SET PROBLEM. Look for the word "justice" in each line and report the count of matching lines, with nothing added.

PROVIDED RECORDS.
# # # # # # #

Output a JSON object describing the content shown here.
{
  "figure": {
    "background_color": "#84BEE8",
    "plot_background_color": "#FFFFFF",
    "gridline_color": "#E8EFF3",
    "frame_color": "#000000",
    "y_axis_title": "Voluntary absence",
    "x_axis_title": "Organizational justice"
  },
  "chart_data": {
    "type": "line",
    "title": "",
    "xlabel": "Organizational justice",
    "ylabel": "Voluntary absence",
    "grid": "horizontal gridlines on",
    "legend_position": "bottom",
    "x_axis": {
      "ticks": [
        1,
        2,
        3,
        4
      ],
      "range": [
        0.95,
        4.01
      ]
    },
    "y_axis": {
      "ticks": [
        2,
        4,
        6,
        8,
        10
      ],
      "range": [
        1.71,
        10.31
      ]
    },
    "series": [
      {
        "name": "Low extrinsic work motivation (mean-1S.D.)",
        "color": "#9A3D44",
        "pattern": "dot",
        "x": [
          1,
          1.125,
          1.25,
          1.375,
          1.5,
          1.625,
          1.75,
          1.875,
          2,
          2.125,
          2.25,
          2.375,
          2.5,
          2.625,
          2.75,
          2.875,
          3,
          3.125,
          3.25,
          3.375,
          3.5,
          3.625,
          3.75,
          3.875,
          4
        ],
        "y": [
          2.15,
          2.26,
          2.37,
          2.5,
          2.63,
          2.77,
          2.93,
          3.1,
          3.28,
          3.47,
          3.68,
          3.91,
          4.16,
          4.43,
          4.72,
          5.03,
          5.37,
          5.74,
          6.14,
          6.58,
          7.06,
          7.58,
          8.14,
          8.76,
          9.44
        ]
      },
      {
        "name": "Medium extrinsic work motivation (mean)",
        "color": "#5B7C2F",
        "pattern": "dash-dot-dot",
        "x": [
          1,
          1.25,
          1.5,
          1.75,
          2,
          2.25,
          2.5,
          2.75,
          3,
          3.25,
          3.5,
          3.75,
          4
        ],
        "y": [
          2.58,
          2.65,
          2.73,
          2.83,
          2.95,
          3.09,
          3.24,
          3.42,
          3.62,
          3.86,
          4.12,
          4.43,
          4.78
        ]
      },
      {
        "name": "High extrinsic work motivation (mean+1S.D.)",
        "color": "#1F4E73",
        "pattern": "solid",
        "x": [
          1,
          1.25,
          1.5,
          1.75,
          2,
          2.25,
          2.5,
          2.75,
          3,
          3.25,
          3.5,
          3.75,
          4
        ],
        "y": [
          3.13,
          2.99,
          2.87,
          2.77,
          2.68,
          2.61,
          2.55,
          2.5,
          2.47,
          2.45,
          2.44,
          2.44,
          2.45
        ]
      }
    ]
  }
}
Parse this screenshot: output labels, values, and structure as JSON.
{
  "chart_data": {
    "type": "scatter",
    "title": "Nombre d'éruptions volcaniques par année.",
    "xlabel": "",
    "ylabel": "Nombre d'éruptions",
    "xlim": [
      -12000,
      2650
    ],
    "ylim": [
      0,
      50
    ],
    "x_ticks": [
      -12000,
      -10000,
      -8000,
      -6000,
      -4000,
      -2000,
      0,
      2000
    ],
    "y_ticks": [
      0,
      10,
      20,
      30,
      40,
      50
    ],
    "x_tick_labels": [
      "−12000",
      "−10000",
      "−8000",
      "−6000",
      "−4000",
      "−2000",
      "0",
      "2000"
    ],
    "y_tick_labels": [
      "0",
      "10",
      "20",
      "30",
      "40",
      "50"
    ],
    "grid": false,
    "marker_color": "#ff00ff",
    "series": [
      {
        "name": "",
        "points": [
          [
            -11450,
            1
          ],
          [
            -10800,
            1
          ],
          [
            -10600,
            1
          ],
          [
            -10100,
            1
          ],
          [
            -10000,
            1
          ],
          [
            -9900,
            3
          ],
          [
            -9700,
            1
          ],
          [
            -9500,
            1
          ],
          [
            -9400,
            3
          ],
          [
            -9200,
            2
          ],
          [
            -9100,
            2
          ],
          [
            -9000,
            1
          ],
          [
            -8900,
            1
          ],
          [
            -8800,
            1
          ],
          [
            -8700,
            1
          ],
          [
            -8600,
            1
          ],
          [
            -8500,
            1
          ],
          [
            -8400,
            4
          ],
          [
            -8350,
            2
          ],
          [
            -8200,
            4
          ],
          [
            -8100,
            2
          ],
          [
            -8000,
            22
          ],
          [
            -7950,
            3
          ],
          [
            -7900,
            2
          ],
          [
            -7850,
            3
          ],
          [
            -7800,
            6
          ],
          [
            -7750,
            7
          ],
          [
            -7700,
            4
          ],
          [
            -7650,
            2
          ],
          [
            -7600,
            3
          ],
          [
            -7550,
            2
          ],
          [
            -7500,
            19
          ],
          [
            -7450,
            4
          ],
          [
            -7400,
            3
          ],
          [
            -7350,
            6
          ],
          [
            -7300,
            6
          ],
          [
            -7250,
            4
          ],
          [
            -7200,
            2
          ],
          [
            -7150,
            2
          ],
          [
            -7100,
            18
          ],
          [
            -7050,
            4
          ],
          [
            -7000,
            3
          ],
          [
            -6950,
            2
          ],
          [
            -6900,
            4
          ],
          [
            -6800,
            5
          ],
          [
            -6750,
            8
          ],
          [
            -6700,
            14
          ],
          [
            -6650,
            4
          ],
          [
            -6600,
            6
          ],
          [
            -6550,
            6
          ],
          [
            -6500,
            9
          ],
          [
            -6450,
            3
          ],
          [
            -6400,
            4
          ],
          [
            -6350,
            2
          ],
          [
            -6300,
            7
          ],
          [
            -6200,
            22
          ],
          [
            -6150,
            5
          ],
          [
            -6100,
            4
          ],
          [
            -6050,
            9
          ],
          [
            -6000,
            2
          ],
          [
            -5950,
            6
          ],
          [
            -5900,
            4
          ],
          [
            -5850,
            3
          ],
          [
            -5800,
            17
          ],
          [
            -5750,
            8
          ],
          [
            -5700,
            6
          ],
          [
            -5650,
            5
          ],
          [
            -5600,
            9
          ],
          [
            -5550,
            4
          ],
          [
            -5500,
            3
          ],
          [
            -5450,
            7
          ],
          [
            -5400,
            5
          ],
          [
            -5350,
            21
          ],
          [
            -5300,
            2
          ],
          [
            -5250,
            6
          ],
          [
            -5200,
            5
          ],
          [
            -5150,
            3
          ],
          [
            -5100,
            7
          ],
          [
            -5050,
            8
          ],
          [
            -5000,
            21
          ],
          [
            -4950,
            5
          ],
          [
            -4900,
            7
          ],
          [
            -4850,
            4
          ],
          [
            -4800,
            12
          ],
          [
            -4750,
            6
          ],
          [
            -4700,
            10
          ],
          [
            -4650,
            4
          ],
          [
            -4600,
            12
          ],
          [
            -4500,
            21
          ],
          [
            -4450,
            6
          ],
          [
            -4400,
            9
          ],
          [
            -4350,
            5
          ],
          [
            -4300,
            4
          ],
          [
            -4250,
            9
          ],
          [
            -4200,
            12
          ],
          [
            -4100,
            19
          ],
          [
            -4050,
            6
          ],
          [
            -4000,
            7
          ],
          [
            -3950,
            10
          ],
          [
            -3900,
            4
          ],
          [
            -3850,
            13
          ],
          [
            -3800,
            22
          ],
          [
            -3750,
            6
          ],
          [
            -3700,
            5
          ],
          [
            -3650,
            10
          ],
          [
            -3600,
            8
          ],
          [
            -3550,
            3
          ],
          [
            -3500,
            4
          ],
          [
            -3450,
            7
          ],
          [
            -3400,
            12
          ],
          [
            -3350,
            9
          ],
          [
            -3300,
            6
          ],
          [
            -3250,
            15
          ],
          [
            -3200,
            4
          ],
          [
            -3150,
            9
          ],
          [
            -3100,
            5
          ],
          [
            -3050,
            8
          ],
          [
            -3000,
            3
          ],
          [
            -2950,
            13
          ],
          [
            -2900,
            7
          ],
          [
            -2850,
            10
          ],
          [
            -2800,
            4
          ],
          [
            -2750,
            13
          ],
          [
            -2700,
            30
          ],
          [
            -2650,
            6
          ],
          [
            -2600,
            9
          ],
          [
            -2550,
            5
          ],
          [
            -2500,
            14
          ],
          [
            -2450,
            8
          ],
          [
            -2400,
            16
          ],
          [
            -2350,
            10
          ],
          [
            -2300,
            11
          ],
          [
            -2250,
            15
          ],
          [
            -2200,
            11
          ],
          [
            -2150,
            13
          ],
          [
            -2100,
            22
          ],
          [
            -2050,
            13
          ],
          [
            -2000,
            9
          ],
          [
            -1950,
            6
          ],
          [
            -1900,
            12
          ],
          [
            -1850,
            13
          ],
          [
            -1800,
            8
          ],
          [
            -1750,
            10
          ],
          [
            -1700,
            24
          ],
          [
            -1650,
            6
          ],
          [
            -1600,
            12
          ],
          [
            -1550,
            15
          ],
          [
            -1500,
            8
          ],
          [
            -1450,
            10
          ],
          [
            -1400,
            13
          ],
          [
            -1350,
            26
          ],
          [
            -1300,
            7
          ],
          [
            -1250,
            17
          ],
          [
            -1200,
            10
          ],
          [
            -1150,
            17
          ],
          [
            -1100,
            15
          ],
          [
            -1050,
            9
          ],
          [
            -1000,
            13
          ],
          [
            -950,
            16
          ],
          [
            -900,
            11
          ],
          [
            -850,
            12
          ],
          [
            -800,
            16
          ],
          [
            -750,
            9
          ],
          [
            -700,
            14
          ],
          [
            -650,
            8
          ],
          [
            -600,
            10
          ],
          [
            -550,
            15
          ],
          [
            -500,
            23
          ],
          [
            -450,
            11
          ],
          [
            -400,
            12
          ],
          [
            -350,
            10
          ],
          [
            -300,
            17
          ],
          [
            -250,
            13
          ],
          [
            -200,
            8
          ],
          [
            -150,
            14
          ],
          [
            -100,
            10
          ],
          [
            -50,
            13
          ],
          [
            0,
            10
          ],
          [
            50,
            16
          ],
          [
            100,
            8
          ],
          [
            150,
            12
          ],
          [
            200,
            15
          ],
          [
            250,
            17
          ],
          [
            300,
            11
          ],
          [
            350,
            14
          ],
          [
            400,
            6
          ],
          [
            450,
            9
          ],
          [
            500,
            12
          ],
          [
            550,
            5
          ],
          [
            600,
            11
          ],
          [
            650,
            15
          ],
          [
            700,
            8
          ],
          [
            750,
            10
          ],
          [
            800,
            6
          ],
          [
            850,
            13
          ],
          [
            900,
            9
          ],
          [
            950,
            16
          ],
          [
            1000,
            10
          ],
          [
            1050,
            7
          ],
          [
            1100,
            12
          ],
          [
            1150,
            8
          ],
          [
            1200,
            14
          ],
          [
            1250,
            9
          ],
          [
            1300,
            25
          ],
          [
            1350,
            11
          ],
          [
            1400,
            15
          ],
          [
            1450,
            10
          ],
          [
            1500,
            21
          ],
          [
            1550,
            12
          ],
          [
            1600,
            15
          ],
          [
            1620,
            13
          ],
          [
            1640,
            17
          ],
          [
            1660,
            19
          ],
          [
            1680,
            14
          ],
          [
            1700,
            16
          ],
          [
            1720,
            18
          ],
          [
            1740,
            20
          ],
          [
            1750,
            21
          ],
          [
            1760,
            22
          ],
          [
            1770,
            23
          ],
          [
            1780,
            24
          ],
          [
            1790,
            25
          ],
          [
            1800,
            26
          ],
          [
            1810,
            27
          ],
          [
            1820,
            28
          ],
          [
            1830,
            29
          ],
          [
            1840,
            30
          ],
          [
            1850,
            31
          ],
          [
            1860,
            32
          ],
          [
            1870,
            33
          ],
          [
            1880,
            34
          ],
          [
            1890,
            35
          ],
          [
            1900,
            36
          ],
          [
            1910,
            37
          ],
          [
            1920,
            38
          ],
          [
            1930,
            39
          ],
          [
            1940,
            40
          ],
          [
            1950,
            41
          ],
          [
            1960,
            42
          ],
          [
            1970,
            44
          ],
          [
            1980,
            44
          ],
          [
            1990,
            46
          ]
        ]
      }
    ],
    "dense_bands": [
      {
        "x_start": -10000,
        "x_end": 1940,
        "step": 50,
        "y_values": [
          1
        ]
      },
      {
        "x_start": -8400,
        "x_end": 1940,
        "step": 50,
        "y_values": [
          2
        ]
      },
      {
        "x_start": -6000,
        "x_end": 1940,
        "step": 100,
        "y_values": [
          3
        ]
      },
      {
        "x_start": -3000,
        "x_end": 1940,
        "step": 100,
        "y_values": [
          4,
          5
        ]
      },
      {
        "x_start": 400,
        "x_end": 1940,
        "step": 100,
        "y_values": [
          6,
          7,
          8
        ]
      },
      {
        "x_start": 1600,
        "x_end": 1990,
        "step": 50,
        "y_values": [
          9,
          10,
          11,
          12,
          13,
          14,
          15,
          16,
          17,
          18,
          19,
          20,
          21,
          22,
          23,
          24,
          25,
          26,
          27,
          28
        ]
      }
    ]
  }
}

# # # # # # #

REPLY. 2